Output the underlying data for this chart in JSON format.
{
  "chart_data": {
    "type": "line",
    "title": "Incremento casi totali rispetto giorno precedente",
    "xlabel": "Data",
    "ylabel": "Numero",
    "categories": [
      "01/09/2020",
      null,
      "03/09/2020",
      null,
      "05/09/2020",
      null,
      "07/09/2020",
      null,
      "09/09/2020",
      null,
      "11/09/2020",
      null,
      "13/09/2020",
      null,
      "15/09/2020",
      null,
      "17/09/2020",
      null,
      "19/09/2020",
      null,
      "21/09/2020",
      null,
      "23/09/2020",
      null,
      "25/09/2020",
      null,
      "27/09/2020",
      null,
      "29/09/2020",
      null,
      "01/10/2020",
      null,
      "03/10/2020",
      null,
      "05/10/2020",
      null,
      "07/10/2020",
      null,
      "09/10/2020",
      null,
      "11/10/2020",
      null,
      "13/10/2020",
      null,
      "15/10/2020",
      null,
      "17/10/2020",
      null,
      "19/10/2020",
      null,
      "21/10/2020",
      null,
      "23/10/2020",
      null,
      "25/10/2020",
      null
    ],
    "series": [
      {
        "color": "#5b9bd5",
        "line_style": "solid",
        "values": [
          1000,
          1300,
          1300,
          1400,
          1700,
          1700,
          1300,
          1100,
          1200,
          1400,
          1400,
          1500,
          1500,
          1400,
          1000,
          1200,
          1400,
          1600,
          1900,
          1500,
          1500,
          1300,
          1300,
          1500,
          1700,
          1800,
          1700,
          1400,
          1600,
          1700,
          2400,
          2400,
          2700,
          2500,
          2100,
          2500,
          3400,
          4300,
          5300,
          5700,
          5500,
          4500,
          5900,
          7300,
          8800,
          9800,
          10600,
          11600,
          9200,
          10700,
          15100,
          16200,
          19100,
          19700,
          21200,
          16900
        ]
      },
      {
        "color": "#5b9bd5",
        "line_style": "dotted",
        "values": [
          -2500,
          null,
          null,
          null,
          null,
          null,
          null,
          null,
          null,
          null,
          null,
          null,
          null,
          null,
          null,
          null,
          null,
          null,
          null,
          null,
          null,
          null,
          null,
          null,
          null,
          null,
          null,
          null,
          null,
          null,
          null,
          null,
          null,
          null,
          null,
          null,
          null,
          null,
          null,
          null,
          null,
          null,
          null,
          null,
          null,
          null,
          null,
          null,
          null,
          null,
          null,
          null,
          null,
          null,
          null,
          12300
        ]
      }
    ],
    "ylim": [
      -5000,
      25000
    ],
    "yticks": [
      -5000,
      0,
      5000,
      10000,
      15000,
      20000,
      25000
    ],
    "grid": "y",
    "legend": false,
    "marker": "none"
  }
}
===============
• Given task:
Repeat all of the records above exactly as written.

• Result for this task:
Output the underlying data for this chart in JSON format.
{
  "chart_data": {
    "type": "line",
    "title": "Incremento casi totali rispetto giorno precedente",
    "xlabel": "Data",
    "ylabel": "Numero",
    "categories": [
      "01/09/2020",
      null,
      "03/09/2020",
      null,
      "05/09/2020",
      null,
      "07/09/2020",
      null,
      "09/09/2020",
      null,
      "11/09/2020",
      null,
      "13/09/2020",
      null,
      "15/09/2020",
      null,
      "17/09/2020",
      null,
      "19/09/2020",
      null,
      "21/09/2020",
      null,
      "23/09/2020",
      null,
      "25/09/2020",
      null,
      "27/09/2020",
      null,
      "29/09/2020",
      null,
      "01/10/2020",
      null,
      "03/10/2020",
      null,
      "05/10/2020",
      null,
      "07/10/2020",
      null,
      "09/10/2020",
      null,
      "11/10/2020",
      null,
      "13/10/2020",
      null,
      "15/10/2020",
      null,
      "17/10/2020",
      null,
      "19/10/2020",
      null,
      "21/10/2020",
      null,
      "23/10/2020",
      null,
      "25/10/2020",
      null
    ],
    "series": [
      {
        "color": "#5b9bd5",
        "line_style": "solid",
        "values": [
          1000,
          1300,
          1300,
          1400,
          1700,
          1700,
          1300,
          1100,
          1200,
          1400,
          1400,
          1500,
          1500,
          1400,
          1000,
          1200,
          1400,
          1600,
          1900,
          1500,
          1500,
          1300,
          1300,
          1500,
          1700,
          1800,
          1700,
          1400,
          1600,
          1700,
          2400,
          2400,
          2700,
          2500,
          2100,
          2500,
          3400,
          4300,
          5300,
          5700,
          5500,
          4500,
          5900,
          7300,
          8800,
          9800,
          10600,
          11600,
          9200,
          10700,
          15100,
          16200,
          19100,
          19700,
          21200,
          16900
        ]
      },
      {
        "color": "#5b9bd5",
        "line_style": "dotted",
        "values": [
          -2500,
          null,
          null,
          null,
          null,
          null,
          null,
          null,
          null,
          null,
          null,
          null,
          null,
          null,
          null,
          null,
          null,
          null,
          null,
          null,
          null,
          null,
          null,
          null,
          null,
          null,
          null,
          null,
          null,
          null,
          null,
          null,
          null,
          null,
          null,
          null,
          null,
          null,
          null,
          null,
          null,
          null,
          null,
          null,
          null,
          null,
          null,
          null,
          null,
          null,
          null,
          null,
          null,
          null,
          null,
          12300
        ]
      }
    ],
    "ylim": [
      -5000,
      25000
    ],
    "yticks": [
      -5000,
      0,
      5000,
      10000,
      15000,
      20000,
      25000
    ],
    "grid": "y",
    "legend": false,
    "marker": "none"
  }
}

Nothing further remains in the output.